*** Dataset excerpts ***

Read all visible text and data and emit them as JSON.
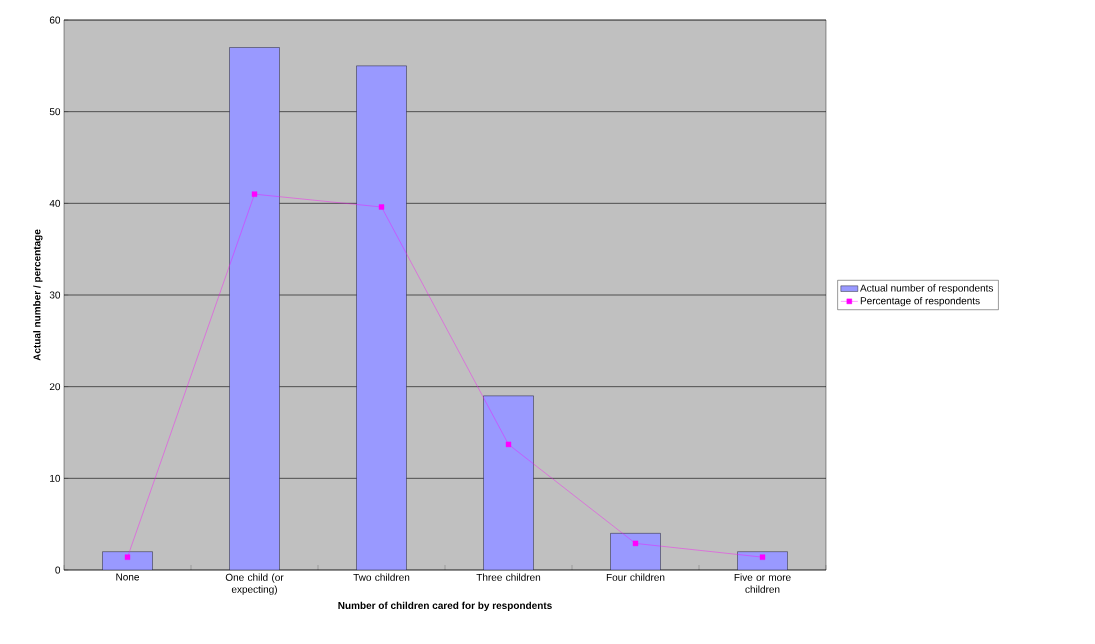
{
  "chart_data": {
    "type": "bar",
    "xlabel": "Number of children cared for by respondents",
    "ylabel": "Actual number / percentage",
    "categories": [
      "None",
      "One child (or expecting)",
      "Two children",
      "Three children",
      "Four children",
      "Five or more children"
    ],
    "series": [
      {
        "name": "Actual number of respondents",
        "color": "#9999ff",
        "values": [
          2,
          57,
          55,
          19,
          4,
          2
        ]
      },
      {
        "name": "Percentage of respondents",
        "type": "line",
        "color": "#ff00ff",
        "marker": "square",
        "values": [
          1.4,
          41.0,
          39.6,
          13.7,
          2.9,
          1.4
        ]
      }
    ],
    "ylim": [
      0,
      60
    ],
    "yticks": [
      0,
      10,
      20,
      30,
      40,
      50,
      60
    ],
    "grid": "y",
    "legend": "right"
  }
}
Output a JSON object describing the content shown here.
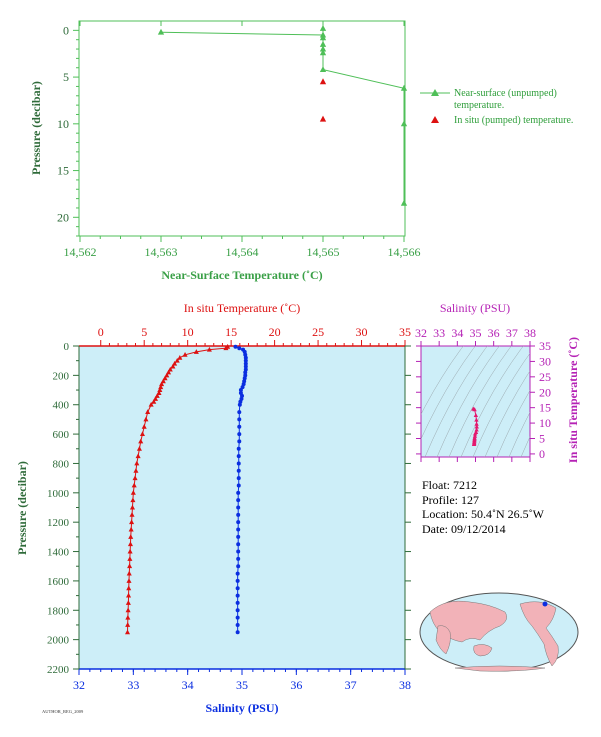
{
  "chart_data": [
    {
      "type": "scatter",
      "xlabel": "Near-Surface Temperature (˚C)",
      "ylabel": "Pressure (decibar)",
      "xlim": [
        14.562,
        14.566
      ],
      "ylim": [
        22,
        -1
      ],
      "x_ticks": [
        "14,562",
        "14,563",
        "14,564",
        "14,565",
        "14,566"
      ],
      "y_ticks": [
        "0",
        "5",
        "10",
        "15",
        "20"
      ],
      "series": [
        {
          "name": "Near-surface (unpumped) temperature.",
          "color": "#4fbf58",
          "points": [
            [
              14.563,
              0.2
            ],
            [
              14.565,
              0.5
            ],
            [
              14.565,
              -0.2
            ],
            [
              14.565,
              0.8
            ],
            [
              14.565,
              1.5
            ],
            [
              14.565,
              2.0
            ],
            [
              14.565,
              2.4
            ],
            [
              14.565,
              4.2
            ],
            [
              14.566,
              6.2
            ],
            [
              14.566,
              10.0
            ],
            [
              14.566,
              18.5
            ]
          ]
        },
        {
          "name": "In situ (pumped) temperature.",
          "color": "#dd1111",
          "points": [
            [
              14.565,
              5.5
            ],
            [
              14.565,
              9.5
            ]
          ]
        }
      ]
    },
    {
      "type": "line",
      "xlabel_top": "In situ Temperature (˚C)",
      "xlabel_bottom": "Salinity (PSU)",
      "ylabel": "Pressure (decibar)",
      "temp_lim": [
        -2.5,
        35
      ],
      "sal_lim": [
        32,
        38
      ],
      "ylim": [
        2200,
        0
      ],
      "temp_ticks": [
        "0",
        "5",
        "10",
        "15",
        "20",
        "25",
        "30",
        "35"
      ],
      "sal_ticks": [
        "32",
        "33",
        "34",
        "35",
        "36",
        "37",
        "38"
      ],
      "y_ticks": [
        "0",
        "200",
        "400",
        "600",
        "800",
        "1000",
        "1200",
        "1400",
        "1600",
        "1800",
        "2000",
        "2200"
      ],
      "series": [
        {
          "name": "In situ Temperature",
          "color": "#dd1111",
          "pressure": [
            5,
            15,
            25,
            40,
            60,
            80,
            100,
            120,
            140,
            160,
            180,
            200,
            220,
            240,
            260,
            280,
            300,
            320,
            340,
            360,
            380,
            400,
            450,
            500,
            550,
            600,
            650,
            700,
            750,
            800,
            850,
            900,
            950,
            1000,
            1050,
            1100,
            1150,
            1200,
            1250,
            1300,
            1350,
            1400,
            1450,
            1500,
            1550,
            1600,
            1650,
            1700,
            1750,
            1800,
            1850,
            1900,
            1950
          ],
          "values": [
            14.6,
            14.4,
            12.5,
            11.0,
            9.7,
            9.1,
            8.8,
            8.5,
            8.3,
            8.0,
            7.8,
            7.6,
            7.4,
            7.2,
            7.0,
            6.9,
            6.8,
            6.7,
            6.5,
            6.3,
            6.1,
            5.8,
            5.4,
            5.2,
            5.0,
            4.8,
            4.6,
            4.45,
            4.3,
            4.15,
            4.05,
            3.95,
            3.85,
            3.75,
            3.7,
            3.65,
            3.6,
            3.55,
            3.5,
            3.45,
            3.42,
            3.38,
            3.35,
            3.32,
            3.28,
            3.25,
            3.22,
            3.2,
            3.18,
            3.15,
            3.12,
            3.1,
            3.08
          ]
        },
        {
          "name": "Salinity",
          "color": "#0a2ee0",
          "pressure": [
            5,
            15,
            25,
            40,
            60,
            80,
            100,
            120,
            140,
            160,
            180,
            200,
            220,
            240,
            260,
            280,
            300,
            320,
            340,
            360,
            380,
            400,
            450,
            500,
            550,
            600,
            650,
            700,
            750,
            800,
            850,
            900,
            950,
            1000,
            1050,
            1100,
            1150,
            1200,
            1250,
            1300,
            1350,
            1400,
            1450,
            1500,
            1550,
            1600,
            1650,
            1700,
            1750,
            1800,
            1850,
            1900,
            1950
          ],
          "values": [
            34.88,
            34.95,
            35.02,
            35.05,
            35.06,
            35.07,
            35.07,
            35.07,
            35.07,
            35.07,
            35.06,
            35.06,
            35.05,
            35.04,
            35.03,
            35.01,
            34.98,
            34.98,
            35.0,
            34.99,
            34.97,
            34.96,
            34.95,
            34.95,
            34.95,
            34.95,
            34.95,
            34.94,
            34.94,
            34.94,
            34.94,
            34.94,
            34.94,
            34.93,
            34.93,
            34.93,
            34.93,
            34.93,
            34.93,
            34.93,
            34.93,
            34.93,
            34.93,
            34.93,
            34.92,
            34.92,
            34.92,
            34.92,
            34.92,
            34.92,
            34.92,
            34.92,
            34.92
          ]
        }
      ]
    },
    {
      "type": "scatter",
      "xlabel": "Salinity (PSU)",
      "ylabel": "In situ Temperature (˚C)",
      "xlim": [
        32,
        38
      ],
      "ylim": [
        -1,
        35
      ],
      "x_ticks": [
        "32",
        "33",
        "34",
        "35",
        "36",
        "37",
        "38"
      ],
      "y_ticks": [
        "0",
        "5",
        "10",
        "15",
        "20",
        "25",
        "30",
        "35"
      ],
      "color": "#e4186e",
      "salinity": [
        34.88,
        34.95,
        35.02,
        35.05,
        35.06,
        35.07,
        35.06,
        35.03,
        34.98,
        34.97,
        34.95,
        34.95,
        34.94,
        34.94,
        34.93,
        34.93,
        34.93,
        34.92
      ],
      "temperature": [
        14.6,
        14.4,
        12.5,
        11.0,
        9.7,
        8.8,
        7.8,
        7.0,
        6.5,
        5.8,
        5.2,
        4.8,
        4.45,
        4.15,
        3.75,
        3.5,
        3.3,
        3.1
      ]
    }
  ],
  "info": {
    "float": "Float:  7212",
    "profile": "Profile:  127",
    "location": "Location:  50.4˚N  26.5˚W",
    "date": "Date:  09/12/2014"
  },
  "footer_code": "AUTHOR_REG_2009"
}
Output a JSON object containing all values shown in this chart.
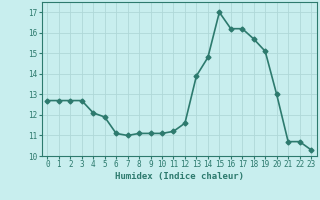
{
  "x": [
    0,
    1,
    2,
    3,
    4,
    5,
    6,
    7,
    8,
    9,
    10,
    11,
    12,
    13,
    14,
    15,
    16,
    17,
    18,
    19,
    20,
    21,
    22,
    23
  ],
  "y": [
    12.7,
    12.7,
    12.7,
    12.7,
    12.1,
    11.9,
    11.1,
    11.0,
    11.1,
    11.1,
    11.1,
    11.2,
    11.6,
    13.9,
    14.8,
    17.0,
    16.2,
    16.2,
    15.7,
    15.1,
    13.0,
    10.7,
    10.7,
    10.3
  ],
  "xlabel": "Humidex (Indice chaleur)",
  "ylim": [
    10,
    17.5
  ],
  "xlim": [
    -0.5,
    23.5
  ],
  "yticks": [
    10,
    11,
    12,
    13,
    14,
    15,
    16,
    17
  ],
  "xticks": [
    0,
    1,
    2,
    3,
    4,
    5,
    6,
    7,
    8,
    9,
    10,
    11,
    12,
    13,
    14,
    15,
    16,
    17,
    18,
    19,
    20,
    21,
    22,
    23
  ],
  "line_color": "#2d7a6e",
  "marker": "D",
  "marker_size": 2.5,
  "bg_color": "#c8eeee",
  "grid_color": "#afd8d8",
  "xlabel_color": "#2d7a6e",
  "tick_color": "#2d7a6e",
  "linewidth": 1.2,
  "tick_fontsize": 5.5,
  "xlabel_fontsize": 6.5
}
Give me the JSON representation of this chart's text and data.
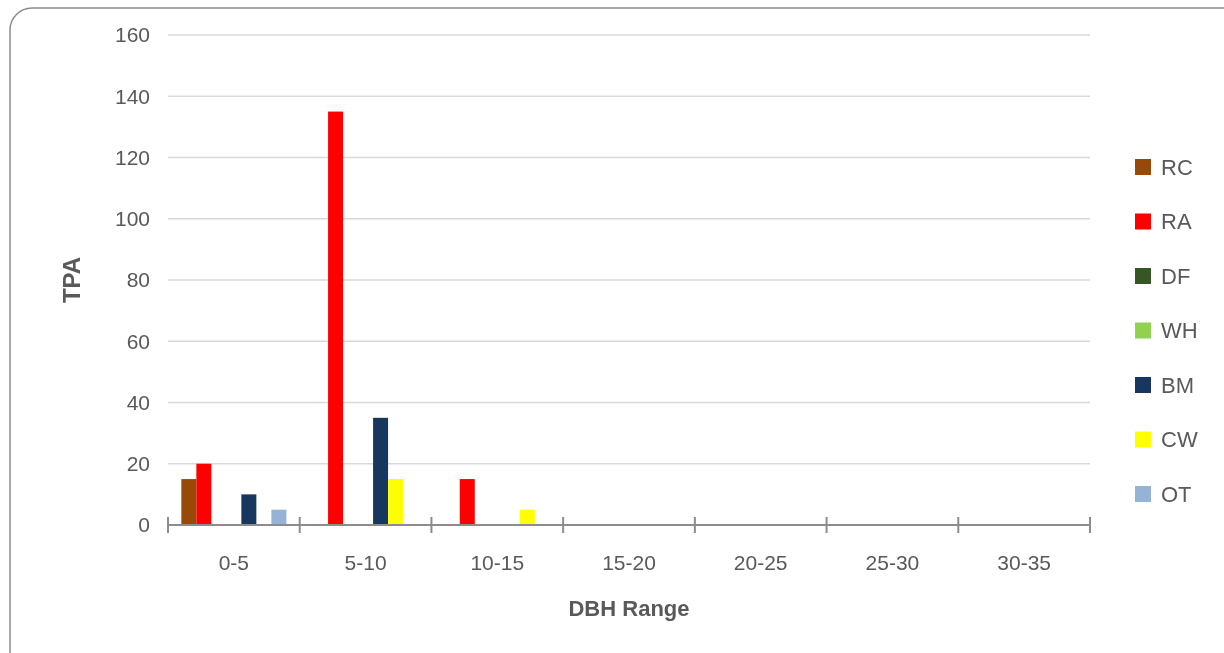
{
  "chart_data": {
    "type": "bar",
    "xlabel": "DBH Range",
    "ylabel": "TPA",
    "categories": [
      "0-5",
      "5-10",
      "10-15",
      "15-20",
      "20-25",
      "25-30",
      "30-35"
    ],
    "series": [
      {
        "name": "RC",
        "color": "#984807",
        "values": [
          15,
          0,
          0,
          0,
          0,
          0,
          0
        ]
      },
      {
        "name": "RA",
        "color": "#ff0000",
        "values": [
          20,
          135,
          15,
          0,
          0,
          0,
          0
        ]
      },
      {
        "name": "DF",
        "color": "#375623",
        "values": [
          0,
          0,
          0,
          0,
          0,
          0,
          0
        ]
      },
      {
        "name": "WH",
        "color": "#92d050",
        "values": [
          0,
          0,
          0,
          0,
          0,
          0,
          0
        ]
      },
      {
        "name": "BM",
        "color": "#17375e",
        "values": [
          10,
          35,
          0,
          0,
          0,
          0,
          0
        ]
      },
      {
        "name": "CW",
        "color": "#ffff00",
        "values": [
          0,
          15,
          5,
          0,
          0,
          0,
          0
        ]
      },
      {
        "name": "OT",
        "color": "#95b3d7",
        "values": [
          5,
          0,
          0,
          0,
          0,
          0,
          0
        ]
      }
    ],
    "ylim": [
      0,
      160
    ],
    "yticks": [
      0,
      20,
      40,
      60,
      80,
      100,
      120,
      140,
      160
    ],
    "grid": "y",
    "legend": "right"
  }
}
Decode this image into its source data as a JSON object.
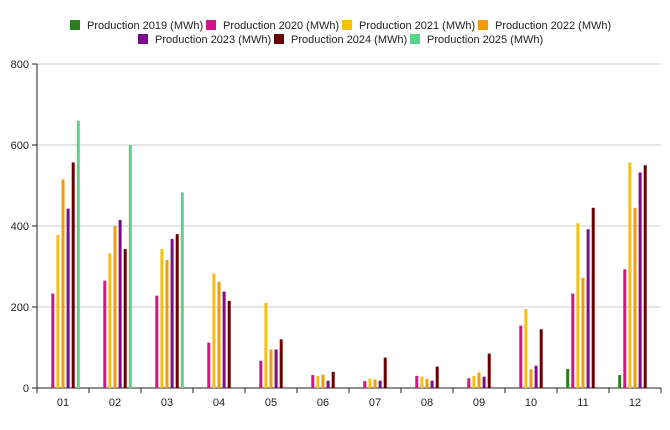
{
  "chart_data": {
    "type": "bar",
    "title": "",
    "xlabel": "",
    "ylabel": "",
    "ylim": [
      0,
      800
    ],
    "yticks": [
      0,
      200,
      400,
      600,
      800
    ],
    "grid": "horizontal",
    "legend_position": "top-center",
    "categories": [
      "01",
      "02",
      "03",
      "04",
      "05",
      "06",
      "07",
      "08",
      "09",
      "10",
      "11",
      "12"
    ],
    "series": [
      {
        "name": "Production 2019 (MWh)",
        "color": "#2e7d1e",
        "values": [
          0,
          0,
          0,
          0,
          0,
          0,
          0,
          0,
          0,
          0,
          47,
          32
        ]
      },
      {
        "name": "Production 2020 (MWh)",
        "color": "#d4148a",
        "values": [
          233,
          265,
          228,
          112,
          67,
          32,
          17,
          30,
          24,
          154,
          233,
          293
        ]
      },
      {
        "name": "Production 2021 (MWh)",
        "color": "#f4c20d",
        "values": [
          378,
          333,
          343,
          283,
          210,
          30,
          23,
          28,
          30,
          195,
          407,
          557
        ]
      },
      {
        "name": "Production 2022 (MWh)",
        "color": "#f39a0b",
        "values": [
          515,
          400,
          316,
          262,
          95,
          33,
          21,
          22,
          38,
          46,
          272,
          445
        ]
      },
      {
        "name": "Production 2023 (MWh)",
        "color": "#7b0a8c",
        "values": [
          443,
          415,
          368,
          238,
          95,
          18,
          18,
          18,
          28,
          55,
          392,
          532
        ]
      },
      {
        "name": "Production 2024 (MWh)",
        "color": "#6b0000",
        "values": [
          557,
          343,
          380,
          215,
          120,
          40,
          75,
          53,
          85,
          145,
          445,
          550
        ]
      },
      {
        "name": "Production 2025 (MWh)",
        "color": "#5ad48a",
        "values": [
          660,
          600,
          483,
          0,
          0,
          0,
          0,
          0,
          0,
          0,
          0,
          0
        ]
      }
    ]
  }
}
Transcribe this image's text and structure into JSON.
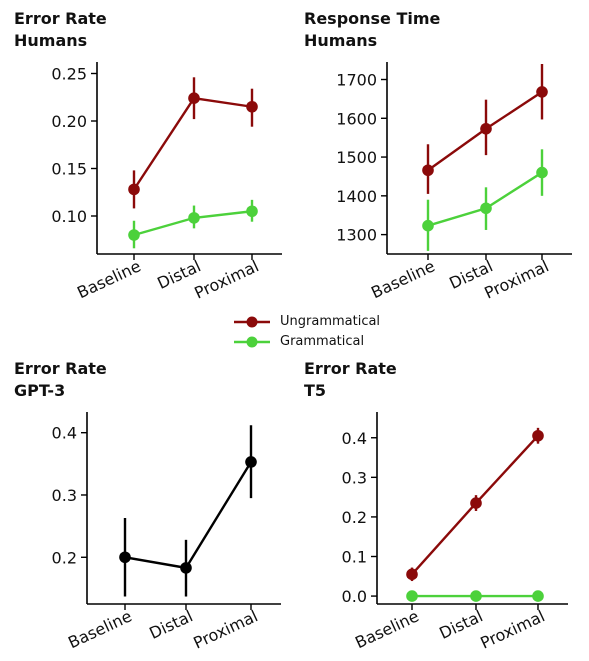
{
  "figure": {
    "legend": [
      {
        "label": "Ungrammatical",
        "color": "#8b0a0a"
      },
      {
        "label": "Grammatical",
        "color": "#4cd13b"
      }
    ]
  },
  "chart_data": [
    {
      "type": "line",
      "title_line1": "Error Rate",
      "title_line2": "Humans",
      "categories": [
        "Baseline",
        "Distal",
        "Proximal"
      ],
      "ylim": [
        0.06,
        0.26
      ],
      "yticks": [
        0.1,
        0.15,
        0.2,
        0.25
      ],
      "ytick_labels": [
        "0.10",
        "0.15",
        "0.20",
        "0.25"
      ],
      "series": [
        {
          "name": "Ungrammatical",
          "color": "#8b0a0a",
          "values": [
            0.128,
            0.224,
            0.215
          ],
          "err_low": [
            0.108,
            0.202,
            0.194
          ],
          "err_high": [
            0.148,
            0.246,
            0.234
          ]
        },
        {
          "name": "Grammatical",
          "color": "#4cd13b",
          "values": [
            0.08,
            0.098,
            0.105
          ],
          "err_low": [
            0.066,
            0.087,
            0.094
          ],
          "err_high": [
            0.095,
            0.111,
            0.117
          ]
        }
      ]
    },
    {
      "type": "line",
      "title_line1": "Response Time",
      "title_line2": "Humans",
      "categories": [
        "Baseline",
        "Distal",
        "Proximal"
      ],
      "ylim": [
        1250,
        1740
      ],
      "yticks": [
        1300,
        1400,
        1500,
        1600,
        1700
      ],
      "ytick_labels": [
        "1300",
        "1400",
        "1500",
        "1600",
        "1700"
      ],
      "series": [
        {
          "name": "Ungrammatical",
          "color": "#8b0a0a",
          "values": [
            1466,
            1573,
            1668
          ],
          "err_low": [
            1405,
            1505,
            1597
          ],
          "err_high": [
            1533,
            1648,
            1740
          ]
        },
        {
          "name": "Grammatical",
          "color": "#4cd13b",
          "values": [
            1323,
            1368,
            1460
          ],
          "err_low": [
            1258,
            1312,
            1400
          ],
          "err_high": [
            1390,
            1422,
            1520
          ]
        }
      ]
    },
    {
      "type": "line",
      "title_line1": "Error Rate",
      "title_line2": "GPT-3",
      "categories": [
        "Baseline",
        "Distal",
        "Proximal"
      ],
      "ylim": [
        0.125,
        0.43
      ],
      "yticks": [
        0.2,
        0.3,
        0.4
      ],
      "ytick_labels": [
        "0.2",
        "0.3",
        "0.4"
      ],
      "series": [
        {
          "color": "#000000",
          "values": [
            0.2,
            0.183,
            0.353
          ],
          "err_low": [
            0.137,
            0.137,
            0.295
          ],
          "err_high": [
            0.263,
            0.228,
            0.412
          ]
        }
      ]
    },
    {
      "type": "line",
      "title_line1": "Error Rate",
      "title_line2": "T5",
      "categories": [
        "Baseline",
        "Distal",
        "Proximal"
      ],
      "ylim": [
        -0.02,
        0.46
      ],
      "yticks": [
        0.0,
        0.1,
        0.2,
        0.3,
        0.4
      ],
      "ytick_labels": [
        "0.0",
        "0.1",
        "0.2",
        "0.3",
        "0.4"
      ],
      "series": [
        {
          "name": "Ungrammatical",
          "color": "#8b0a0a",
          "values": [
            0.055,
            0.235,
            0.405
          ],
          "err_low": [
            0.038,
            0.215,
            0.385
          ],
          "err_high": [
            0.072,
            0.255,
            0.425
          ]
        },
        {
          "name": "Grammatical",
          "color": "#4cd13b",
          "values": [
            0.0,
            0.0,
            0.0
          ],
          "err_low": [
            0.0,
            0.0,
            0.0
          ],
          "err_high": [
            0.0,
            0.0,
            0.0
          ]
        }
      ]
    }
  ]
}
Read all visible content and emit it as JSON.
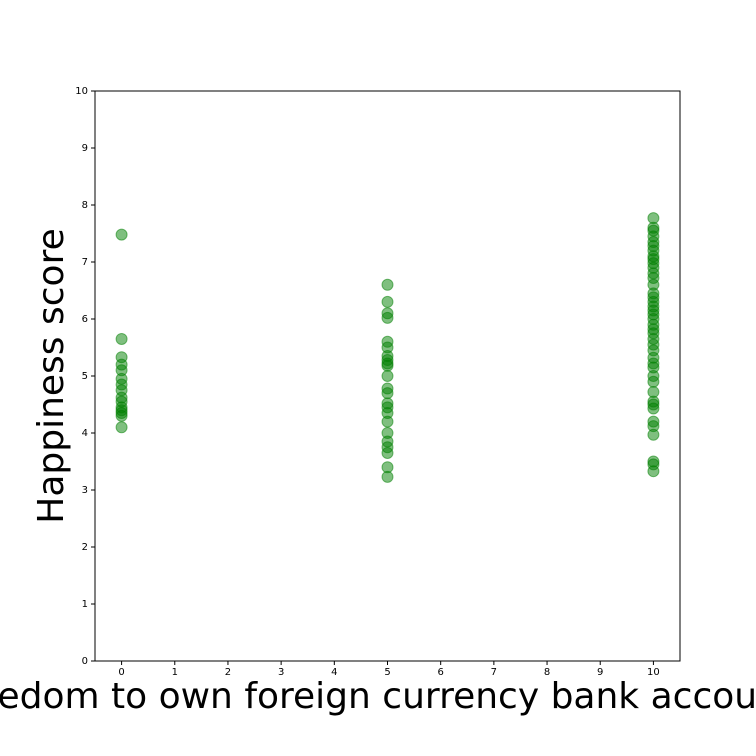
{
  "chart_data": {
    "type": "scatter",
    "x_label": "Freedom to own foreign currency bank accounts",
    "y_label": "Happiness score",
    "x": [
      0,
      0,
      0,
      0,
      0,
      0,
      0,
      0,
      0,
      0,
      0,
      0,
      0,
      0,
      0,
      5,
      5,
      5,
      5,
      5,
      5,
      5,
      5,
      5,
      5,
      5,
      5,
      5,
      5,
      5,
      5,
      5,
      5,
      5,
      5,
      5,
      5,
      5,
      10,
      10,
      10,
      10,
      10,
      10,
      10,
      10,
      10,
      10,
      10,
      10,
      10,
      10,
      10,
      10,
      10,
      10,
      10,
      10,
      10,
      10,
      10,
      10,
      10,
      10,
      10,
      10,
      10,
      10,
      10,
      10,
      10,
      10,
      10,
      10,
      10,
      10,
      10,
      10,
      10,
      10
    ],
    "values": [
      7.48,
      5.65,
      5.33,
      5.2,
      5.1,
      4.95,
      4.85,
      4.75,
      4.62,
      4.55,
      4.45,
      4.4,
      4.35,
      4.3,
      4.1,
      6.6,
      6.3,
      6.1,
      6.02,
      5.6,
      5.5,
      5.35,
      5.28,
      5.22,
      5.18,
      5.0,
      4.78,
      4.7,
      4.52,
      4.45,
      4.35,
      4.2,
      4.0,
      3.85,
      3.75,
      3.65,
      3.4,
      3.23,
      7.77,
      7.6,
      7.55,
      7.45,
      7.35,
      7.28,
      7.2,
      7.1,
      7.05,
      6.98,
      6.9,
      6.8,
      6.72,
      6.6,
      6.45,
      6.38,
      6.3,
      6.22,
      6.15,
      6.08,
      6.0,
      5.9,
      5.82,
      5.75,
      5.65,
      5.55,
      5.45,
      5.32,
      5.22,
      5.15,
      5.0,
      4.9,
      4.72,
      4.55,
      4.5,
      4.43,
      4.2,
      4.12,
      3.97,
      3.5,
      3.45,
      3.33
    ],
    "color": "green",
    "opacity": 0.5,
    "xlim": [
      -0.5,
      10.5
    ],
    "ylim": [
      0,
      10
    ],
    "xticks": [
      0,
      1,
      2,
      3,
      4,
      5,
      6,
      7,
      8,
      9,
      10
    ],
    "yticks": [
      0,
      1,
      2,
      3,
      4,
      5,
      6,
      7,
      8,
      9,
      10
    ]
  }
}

***

• What the task asks: Note how many lines in the material hold the word "content", and give that number with nothing added.

• Written reply: 2